** Start of Material shown **
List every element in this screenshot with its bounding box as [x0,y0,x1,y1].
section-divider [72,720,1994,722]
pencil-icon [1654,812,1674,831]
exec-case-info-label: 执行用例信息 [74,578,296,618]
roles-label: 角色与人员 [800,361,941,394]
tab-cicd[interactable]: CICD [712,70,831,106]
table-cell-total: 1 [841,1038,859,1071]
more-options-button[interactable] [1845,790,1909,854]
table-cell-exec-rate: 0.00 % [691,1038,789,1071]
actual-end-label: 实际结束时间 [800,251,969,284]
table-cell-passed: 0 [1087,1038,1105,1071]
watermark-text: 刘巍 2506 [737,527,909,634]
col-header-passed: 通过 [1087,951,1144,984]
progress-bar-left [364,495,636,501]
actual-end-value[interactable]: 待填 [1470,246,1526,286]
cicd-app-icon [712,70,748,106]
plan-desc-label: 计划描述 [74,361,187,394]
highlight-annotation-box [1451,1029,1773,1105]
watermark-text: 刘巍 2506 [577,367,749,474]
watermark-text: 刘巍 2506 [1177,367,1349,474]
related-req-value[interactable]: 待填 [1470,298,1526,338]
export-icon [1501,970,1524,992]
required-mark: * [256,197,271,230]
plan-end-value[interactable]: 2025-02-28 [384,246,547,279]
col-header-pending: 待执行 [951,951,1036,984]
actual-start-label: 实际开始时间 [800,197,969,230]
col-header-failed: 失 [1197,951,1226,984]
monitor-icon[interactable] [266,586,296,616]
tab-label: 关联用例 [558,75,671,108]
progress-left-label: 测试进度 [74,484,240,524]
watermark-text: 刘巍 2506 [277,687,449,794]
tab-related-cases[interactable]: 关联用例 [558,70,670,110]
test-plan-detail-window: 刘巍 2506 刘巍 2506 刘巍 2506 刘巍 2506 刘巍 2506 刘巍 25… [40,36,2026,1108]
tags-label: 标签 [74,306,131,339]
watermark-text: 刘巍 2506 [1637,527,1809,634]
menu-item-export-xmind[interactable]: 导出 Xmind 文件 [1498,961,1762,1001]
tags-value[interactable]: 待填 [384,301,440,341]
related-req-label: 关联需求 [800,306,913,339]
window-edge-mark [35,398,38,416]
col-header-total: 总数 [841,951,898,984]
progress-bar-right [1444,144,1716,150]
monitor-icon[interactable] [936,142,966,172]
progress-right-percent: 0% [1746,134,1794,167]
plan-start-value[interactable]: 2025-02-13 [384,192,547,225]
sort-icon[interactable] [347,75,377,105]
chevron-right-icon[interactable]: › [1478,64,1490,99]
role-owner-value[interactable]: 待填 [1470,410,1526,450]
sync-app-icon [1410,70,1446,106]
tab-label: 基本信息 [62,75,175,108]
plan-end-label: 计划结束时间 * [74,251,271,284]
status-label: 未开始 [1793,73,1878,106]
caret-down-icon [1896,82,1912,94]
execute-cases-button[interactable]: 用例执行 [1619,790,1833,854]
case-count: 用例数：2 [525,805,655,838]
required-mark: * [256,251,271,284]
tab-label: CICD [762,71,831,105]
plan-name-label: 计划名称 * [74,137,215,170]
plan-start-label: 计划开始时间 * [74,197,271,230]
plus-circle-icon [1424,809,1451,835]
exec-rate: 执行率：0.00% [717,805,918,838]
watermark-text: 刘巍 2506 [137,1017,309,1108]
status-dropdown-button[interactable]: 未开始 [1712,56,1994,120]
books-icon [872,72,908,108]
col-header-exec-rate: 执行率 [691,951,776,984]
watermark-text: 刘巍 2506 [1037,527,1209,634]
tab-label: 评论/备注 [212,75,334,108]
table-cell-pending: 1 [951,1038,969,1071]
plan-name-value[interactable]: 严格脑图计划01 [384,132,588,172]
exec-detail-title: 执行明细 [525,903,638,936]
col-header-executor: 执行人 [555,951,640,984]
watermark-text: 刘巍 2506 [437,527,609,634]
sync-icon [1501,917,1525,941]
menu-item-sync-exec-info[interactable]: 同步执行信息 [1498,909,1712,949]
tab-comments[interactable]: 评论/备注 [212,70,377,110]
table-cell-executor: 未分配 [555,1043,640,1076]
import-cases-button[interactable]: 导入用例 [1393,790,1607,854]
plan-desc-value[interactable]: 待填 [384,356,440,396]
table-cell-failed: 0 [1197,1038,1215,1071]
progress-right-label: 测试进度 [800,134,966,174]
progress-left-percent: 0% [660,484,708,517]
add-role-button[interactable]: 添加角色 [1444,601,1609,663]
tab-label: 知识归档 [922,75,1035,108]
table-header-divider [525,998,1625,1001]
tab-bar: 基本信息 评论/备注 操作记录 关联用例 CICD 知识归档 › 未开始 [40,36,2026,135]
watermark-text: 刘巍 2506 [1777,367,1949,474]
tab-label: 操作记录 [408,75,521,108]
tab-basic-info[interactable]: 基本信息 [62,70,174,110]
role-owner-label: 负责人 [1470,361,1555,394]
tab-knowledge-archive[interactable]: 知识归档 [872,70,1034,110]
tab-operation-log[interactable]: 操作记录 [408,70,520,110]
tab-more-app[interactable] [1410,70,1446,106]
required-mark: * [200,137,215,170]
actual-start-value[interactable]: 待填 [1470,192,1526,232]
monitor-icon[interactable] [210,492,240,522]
** End of Material shown **
## What is required:
Copy out each line of the listing above that contains the string "知识归档".

## Exercise answer:
tab-label: 知识归档 [922,75,1035,108]
tab-bar: 基本信息 评论/备注 操作记录 关联用例 CICD 知识归档 › 未开始 [40,36,2026,135]
tab-knowledge-archive[interactable]: 知识归档 [872,70,1034,110]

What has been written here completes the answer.